WHAT TO DO:
Pick up the review of the InnoPocket HexaPose iPad Stand below after its final sentence and keep writing it.

EXERCISE PASSAGE:
***

Like the Just Mobile Xtand, the InnoPocket HexaPose iPad Stand is formed from anodized aluminum. The curved base has a pad to prevent slippage and a large hole for cable management. Near the top of the stand's base is a mount for the iPad frame, a piece of polycarbonate that attaches to the iPad when you want to use the tablet with the stand.
The bridge between the frame and the stand (seen right) is a rotatable pivot, which allows you not only to turn the iPad to landscape and portrait modes, but also to adjust the vertical viewing able of the tablet for optimum viewing. The plastic frame detracts somewhat from the look of the HexaPose, but since it's in the rear, the aesthetic setback is minimal. The frame is very close in color to the aluminum base, but lacks its metallic texture.
The iPad snaps into its frame by way of four clips, and is held in place by three bumpers. The clips hold the iPad surprisingly well and don't pose much of a challenge when inserting or removing the iPad, and the plastic shouldn't scratch the iPad's shell.
The clips and bumpers don't block any of the iPad's ports or controls, and lets much of the iPad's rear shell to show through.
Using the HexaPose Stand
My iPad is always nearby, assisting me in both work and play. When I'm in my living room or in bed, I don't need an iPad stand; but when working I always want to be able to use the tablet without holding it. A stand is a must for me.
When working, the HexaPose stand allows me to use the iPad as a second monitor for my PC or Mac, check and manage my email, and even control my iTunes playback with simple, casual touch. It's easy to set the iPad in landscape or portrait mode with the rotating pivot, though you must sometimes adjust the tablet more than I would like to get it level (I've found that twisting the iPad past where you want it, then rotating it backward a bit is the best way to get a level presentation). The three click-to-set vertical viewing angles are also nice.

***

SUPPLIED MATERIAL:
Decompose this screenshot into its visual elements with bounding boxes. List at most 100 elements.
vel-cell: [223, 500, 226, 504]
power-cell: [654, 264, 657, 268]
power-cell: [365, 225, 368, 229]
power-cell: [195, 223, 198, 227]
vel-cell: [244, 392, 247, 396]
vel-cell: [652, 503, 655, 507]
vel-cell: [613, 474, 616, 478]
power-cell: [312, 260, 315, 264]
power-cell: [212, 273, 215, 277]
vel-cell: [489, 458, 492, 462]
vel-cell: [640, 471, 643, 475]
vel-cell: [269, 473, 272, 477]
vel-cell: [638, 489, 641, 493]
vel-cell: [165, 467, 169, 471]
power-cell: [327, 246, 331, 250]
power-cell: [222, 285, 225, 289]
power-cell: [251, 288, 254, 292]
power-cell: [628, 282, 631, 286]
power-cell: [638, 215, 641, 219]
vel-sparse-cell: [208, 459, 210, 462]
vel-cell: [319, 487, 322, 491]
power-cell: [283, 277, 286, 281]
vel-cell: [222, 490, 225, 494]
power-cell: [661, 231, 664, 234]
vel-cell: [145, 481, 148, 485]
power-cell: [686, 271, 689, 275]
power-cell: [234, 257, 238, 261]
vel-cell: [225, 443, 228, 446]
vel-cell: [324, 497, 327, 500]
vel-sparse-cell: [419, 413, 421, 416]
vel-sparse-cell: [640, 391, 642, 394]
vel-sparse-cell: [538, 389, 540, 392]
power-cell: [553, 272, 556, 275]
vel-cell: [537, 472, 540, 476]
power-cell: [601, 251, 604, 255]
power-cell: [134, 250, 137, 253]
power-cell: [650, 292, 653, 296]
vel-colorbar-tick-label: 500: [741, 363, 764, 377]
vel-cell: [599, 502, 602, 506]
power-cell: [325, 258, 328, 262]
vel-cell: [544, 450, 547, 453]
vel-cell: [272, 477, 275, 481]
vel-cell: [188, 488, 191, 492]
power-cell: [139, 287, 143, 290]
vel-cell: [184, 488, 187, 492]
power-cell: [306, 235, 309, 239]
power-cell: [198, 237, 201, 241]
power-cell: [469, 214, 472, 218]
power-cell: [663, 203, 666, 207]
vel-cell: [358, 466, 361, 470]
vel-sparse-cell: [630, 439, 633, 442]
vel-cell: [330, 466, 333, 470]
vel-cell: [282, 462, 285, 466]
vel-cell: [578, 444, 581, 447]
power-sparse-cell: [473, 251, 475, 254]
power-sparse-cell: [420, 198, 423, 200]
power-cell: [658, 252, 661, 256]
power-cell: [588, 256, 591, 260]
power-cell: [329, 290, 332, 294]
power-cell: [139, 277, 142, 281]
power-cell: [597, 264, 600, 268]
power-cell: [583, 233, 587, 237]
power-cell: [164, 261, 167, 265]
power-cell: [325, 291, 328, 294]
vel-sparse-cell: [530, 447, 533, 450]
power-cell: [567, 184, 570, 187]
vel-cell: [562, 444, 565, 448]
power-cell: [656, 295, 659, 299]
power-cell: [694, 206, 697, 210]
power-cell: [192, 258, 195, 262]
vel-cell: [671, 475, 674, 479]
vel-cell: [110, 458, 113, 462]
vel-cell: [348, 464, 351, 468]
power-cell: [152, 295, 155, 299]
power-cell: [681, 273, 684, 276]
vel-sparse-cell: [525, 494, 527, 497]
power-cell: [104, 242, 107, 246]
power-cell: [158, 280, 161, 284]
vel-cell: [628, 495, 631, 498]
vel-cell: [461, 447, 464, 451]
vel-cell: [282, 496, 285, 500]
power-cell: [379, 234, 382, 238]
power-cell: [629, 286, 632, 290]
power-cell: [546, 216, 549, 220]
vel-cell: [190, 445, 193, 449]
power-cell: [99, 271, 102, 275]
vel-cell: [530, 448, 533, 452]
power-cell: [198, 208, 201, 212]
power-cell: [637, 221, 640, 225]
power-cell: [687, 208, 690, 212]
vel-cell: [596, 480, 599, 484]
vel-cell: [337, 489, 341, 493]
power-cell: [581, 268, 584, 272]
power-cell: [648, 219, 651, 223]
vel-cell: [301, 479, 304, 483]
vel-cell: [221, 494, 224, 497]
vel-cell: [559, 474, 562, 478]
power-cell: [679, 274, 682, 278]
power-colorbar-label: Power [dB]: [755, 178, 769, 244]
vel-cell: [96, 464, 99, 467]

***

ANSWER FOR THIS EXERCISE:
One problem with the HexaPose - and it's one I've seen on too many stands, including the Xtand - is that it's not quite heavy enough to keep the iPad stable when you're touching the screen. Touch too hard and the stand slides or tilts. This isn't a huge setback since you can adjust the force of your touch to compensate, but I don't understand why stand makers don't produce heavier products; it's not like making them a bit weightier would detract from their portability, it would simply make them more stable during use.
On a purely subjective note, I really enjoyed the look the HexaPose brought to my desk. I don't have an iMac for a number of reasons, but the iPad + HexaPose setup is visually appealing and I can imagine that iMac owners would appreciate the visual effect more than most.
Whether using the iPad to read ebooks, browse the web, check email, or extend your PC or Mac screen, a stand is a highly useful accessory - and the HexaPose Stand for iPad is the best I've seen so far. It could be a bit heavier, but I can't think of any other improvement that would make this stand more useful to the iPad user in need of two free hands.